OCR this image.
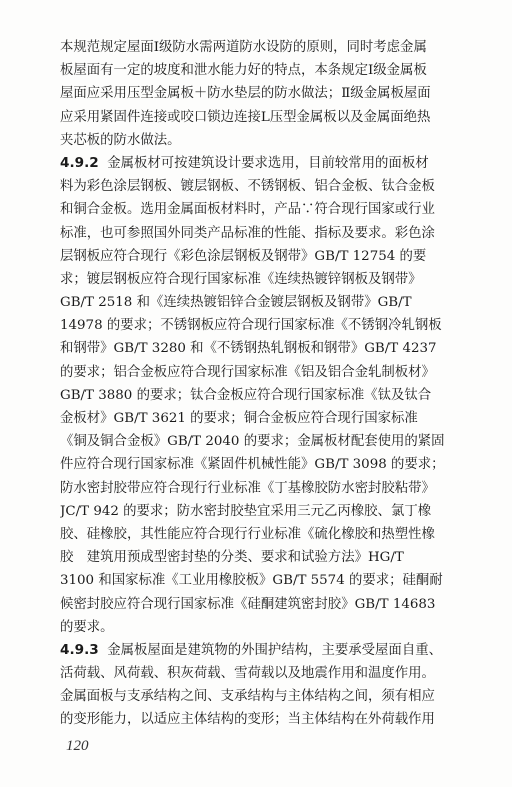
本规范规定屋面Ⅰ级防水需两道防水设防的原则，同时考虑金属
板屋面有一定的坡度和泄水能力好的特点，本条规定Ⅰ级金属板
屋面应采用压型金属板＋防水垫层的防水做法；Ⅱ级金属板屋面
应采用紧固件连接或咬口锁边连接L压型金属板以及金属面绝热
夹芯板的防水做法。
4.9.2 金属板材可按建筑设计要求选用，目前较常用的面板材
料为彩色涂层钢板、镀层钢板、不锈钢板、铝合金板、钛合金板
和铜合金板。选用金属面板材料时，产品∵符合现行国家或行业
标准，也可参照国外同类产品标准的性能、指标及要求。彩色涂
层钢板应符合现行《彩色涂层钢板及钢带》GB/T 12754 的要
求；镀层钢板应符合现行国家标准《连续热镀锌钢板及钢带》
GB/T 2518 和《连续热镀铝锌合金镀层钢板及钢带》GB/T
14978 的要求；不锈钢板应符合现行国家标准《不锈钢冷轧钢板
和钢带》GB/T 3280 和《不锈钢热轧钢板和钢带》GB/T 4237
的要求；铝合金板应符合现行国家标准《铝及铝合金轧制板材》
GB/T 3880 的要求；钛合金板应符合现行国家标准《钛及钛合
金板材》GB/T 3621 的要求；铜合金板应符合现行国家标准
《铜及铜合金板》GB/T 2040 的要求；金属板材配套使用的紧固
件应符合现行国家标准《紧固件机械性能》GB/T 3098 的要求；
防水密封胶带应符合现行行业标准《丁基橡胶防水密封胶粘带》
JC/T 942 的要求；防水密封胶垫宜采用三元乙丙橡胶、氯丁橡
胶、硅橡胶，其性能应符合现行行业标准《硫化橡胶和热塑性橡
胶　建筑用预成型密封垫的分类、要求和试验方法》HG/T
3100 和国家标准《工业用橡胶板》GB/T 5574 的要求；硅酮耐
候密封胶应符合现行国家标准《硅酮建筑密封胶》GB/T 14683
的要求。
4.9.3 金属板屋面是建筑物的外围护结构，主要承受屋面自重、
活荷载、风荷载、积灰荷载、雪荷载以及地震作用和温度作用。
金属面板与支承结构之间、支承结构与主体结构之间，须有相应
的变形能力，以适应主体结构的变形；当主体结构在外荷载作用
120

§

◆ Directions for this task: Reproduce each record above by retyping it exactly; omit all images.

◆ Solution to this problem:
OCR this image.
本规范规定屋面Ⅰ级防水需两道防水设防的原则，同时考虑金属
板屋面有一定的坡度和泄水能力好的特点，本条规定Ⅰ级金属板
屋面应采用压型金属板＋防水垫层的防水做法；Ⅱ级金属板屋面
应采用紧固件连接或咬口锁边连接L压型金属板以及金属面绝热
夹芯板的防水做法。
4.9.2 金属板材可按建筑设计要求选用，目前较常用的面板材
料为彩色涂层钢板、镀层钢板、不锈钢板、铝合金板、钛合金板
和铜合金板。选用金属面板材料时，产品∵符合现行国家或行业
标准，也可参照国外同类产品标准的性能、指标及要求。彩色涂
层钢板应符合现行《彩色涂层钢板及钢带》GB/T 12754 的要
求；镀层钢板应符合现行国家标准《连续热镀锌钢板及钢带》
GB/T 2518 和《连续热镀铝锌合金镀层钢板及钢带》GB/T
14978 的要求；不锈钢板应符合现行国家标准《不锈钢冷轧钢板
和钢带》GB/T 3280 和《不锈钢热轧钢板和钢带》GB/T 4237
的要求；铝合金板应符合现行国家标准《铝及铝合金轧制板材》
GB/T 3880 的要求；钛合金板应符合现行国家标准《钛及钛合
金板材》GB/T 3621 的要求；铜合金板应符合现行国家标准
《铜及铜合金板》GB/T 2040 的要求；金属板材配套使用的紧固
件应符合现行国家标准《紧固件机械性能》GB/T 3098 的要求；
防水密封胶带应符合现行行业标准《丁基橡胶防水密封胶粘带》
JC/T 942 的要求；防水密封胶垫宜采用三元乙丙橡胶、氯丁橡
胶、硅橡胶，其性能应符合现行行业标准《硫化橡胶和热塑性橡
胶　建筑用预成型密封垫的分类、要求和试验方法》HG/T
3100 和国家标准《工业用橡胶板》GB/T 5574 的要求；硅酮耐
候密封胶应符合现行国家标准《硅酮建筑密封胶》GB/T 14683
的要求。
4.9.3 金属板屋面是建筑物的外围护结构，主要承受屋面自重、
活荷载、风荷载、积灰荷载、雪荷载以及地震作用和温度作用。
金属面板与支承结构之间、支承结构与主体结构之间，须有相应
的变形能力，以适应主体结构的变形；当主体结构在外荷载作用
120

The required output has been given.